# Exercise task 1
In the article on Ol' Dirty Bastard, what was his real name?
-------- Quoted passage --------
Published Tue, March 5, 2024 at 3:00 AM EST
The life and career of Ol’ Dirty Bastard is the story of a uniquely kinetic talent; one who stood out even amongst his iconic Hip-Hop crew. But it’s impossible to think about ODB and not linger on just how much more we could’ve seen the man do, how much more he could have created. The wild card of the Wu-Tang Clan was witty and unpredictable, a shining star that liked it raw and was always himself. But his untimely death of an accidental drug overdose in 2004 at the age of 35 served as a dark end to a life that never colored within the margins. And his last days wound up serving as a reminder that fame and status can dreadfully harm those who haven’t beaten their demons.
Young Russell Tyrone Jones, the real name of Big Baby Jesus (aka ODB), came from a stable, middle-class background.
--------
# Exercise task 2
Reproduce word for word the layout rows, from the row with "400, 226, 419]" up to and including the row with "469, 301, 484]".
-------- Task inputs --------
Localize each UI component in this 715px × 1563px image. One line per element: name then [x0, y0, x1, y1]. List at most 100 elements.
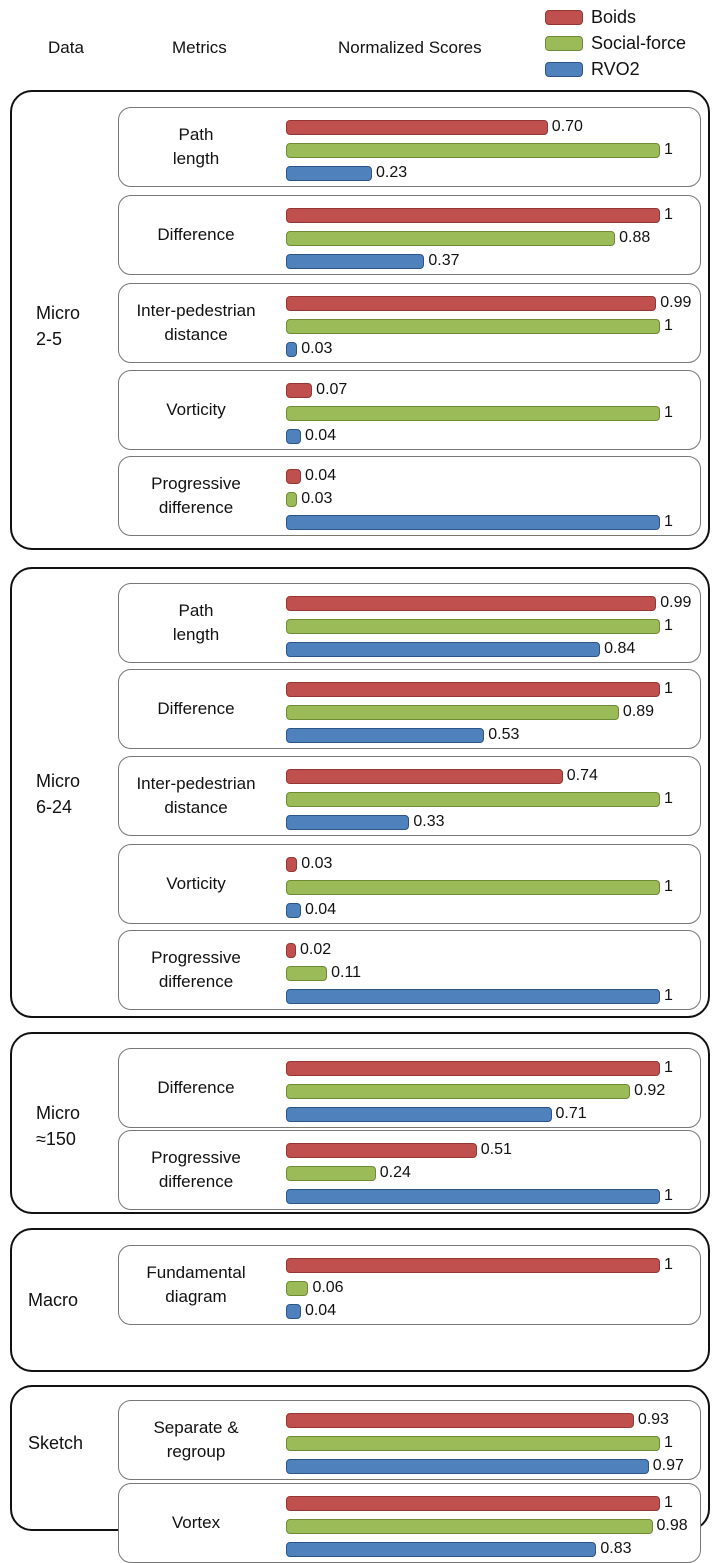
metric-label: Vorticity	[166, 400, 226, 419]
bar-rvo2	[286, 429, 301, 444]
bar-social-force	[286, 1436, 660, 1451]
bar-value-label: 0.03	[301, 855, 333, 872]
bar-value-label: 0.04	[304, 1302, 337, 1319]
bar-value-label: 0.04	[304, 901, 337, 918]
data-group-box	[10, 90, 710, 550]
bar-value-label: 0.07	[316, 381, 348, 398]
bar-value-label: 0.23	[376, 164, 408, 181]
bar-value-label: 1	[664, 1187, 673, 1204]
metric-label: Progressive difference	[151, 474, 241, 517]
bar-value-label: 0.03	[301, 490, 333, 507]
metric-label: Vorticity	[166, 874, 226, 893]
data-group-label: Macro	[28, 1290, 79, 1310]
bar-boids	[286, 1258, 660, 1273]
bar-value-label: 1	[664, 680, 673, 697]
bar-boids	[286, 120, 548, 135]
metric-label: Path length	[172, 125, 220, 168]
bar-value-label: 0.53	[488, 726, 520, 743]
bar-social-force	[286, 1166, 376, 1181]
bar-value-label: 0.89	[622, 703, 654, 720]
bar-rvo2	[286, 903, 301, 918]
bar-boids	[286, 1496, 660, 1511]
bar-value-label: 0.33	[413, 813, 445, 830]
bar-rvo2	[286, 1542, 597, 1557]
bar-value-label: 0.83	[600, 1540, 632, 1557]
data-group-label: Micro 6-24	[36, 771, 80, 817]
bar-value-label: 0.70	[551, 118, 583, 135]
legend-item-boids: Boids	[545, 7, 636, 28]
bar-value-label: 1	[664, 317, 673, 334]
bar-boids	[286, 596, 657, 611]
bar-value-label: 1	[664, 1059, 673, 1076]
bar-boids	[286, 682, 660, 697]
bar-social-force	[286, 1281, 309, 1296]
bar-value-label: 1	[664, 1494, 673, 1511]
bar-rvo2	[286, 1189, 660, 1204]
legend-label: RVO2	[591, 59, 640, 79]
bar-boids	[286, 943, 296, 958]
bar-social-force	[286, 880, 660, 895]
legend-swatch	[545, 36, 583, 51]
bar-value-label: 0.06	[312, 1279, 344, 1296]
bar-value-label: 1	[664, 878, 673, 895]
bar-social-force	[286, 619, 660, 634]
bar-value-label: 0.74	[566, 767, 598, 784]
bar-value-label: 0.93	[637, 1411, 669, 1428]
metric-label: Vortex	[171, 1513, 221, 1532]
data-group-label: Micro 2-5	[36, 303, 80, 349]
bar-value-label: 1	[664, 1434, 673, 1451]
bar-value-label: 1	[664, 513, 673, 530]
bar-value-label: 1	[664, 617, 673, 634]
bar-social-force	[286, 406, 660, 421]
bar-boids	[286, 1413, 634, 1428]
bar-boids	[286, 1143, 477, 1158]
data-group-label: Sketch	[28, 1433, 84, 1453]
bar-boids	[286, 469, 301, 484]
bar-boids	[286, 383, 313, 398]
header-metrics: Metrics	[172, 38, 227, 57]
bar-social-force	[286, 231, 616, 246]
bar-value-label: 1	[664, 404, 673, 421]
bar-social-force	[286, 705, 619, 720]
bar-value-label: 0.11	[331, 964, 362, 981]
bar-social-force	[286, 966, 328, 981]
bar-value-label: 0.88	[619, 229, 651, 246]
header-data: Data	[48, 38, 84, 57]
bar-rvo2	[286, 1459, 649, 1474]
data-group-box	[10, 1228, 710, 1372]
bar-value-label: 0.97	[652, 1457, 684, 1474]
metric-label: Path length	[172, 601, 220, 644]
metric-label: Progressive difference	[151, 1148, 241, 1191]
bar-value-label: 0.98	[656, 1517, 688, 1534]
bar-value-label: 1	[664, 987, 673, 1004]
bar-value-label: 0.04	[304, 427, 337, 444]
legend-swatch	[545, 62, 583, 77]
bar-value-label: 0.99	[660, 594, 692, 611]
bar-boids	[286, 1061, 660, 1076]
bar-value-label: 1	[664, 790, 673, 807]
legend-item-rvo2: RVO2	[545, 59, 640, 80]
legend-swatch	[545, 10, 583, 25]
bar-rvo2	[286, 1304, 301, 1319]
legend-item-social-force: Social-force	[545, 33, 686, 54]
bar-value-label: 1	[664, 206, 673, 223]
legend-label: Social-force	[591, 33, 687, 53]
data-group-box	[10, 1032, 710, 1214]
bar-social-force	[286, 143, 660, 158]
metric-label: Difference	[157, 1078, 235, 1097]
bar-value-label: 0.71	[555, 1105, 587, 1122]
bar-value-label: 0.99	[660, 294, 692, 311]
metric-label: Fundamental diagram	[146, 1263, 246, 1306]
bar-value-label: 0.84	[604, 640, 636, 657]
metric-label: Inter-pedestrian distance	[136, 774, 256, 817]
bar-value-label: 0.51	[480, 1141, 512, 1158]
bar-rvo2	[286, 515, 660, 530]
bar-social-force	[286, 792, 660, 807]
bar-social-force	[286, 1084, 631, 1099]
legend-label: Boids	[591, 7, 637, 27]
bar-boids	[286, 769, 563, 784]
bar-value-label: 0.37	[428, 252, 460, 269]
bar-rvo2	[286, 728, 485, 743]
bar-rvo2	[286, 815, 410, 830]
bar-value-label: 1	[664, 1256, 673, 1273]
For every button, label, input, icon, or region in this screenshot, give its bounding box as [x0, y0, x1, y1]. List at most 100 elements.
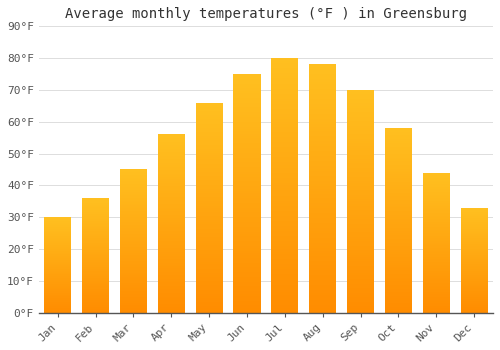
--------
# Problem solution 1
Russell Tyrone Jones

# Problem solution 2
metric-label: Vorticity	[166, 400, 226, 419]
bar-rvo2	[286, 429, 301, 444]
bar-social-force	[286, 1436, 660, 1451]
bar-value-label: 0.03	[301, 855, 333, 872]
bar-value-label: 0.04	[304, 1302, 337, 1319]
bar-value-label: 0.04	[304, 901, 337, 918]
data-group-box	[10, 90, 710, 550]
bar-value-label: 0.07	[316, 381, 348, 398]
bar-value-label: 0.23	[376, 164, 408, 181]
bar-value-label: 1	[664, 1187, 673, 1204]
metric-label: Progressive difference	[151, 474, 241, 517]
bar-value-label: 0.03	[301, 490, 333, 507]
metric-label: Vorticity	[166, 874, 226, 893]
data-group-label: Macro	[28, 1290, 79, 1310]
bar-boids	[286, 1258, 660, 1273]
bar-value-label: 1	[664, 680, 673, 697]
bar-boids	[286, 120, 548, 135]
metric-label: Path length	[172, 125, 220, 168]
bar-value-label: 0.53	[488, 726, 520, 743]
bar-social-force	[286, 1166, 376, 1181]
bar-value-label: 0.89	[622, 703, 654, 720]
bar-rvo2	[286, 903, 301, 918]
bar-boids	[286, 1496, 660, 1511]
bar-value-label: 0.33	[413, 813, 445, 830]
bar-rvo2	[286, 1542, 597, 1557]
bar-value-label: 0.83	[600, 1540, 632, 1557]
data-group-label: Micro 6-24	[36, 771, 80, 817]
bar-value-label: 0.70	[551, 118, 583, 135]
legend-item-boids: Boids	[545, 7, 636, 28]
bar-value-label: 1	[664, 317, 673, 334]
bar-boids	[286, 596, 657, 611]
bar-value-label: 1	[664, 1059, 673, 1076]
bar-boids	[286, 682, 660, 697]
bar-social-force	[286, 1281, 309, 1296]
bar-value-label: 1	[664, 1494, 673, 1511]
bar-rvo2	[286, 1189, 660, 1204]
legend-label: RVO2	[591, 59, 640, 79]
bar-boids	[286, 943, 296, 958]
bar-social-force	[286, 880, 660, 895]
legend-swatch	[545, 36, 583, 51]
bar-value-label: 0.06	[312, 1279, 344, 1296]
bar-value-label: 1	[664, 878, 673, 895]
bar-social-force	[286, 619, 660, 634]
bar-value-label: 0.74	[566, 767, 598, 784]
bar-value-label: 0.93	[637, 1411, 669, 1428]
metric-label: Vortex	[171, 1513, 221, 1532]
data-group-label: Micro 2-5	[36, 303, 80, 349]
bar-value-label: 1	[664, 1434, 673, 1451]
bar-value-label: 1	[664, 513, 673, 530]
bar-value-label: 1	[664, 617, 673, 634]
bar-social-force	[286, 406, 660, 421]
bar-boids	[286, 1413, 634, 1428]
bar-boids	[286, 1143, 477, 1158]
data-group-label: Sketch	[28, 1433, 84, 1453]
bar-boids	[286, 469, 301, 484]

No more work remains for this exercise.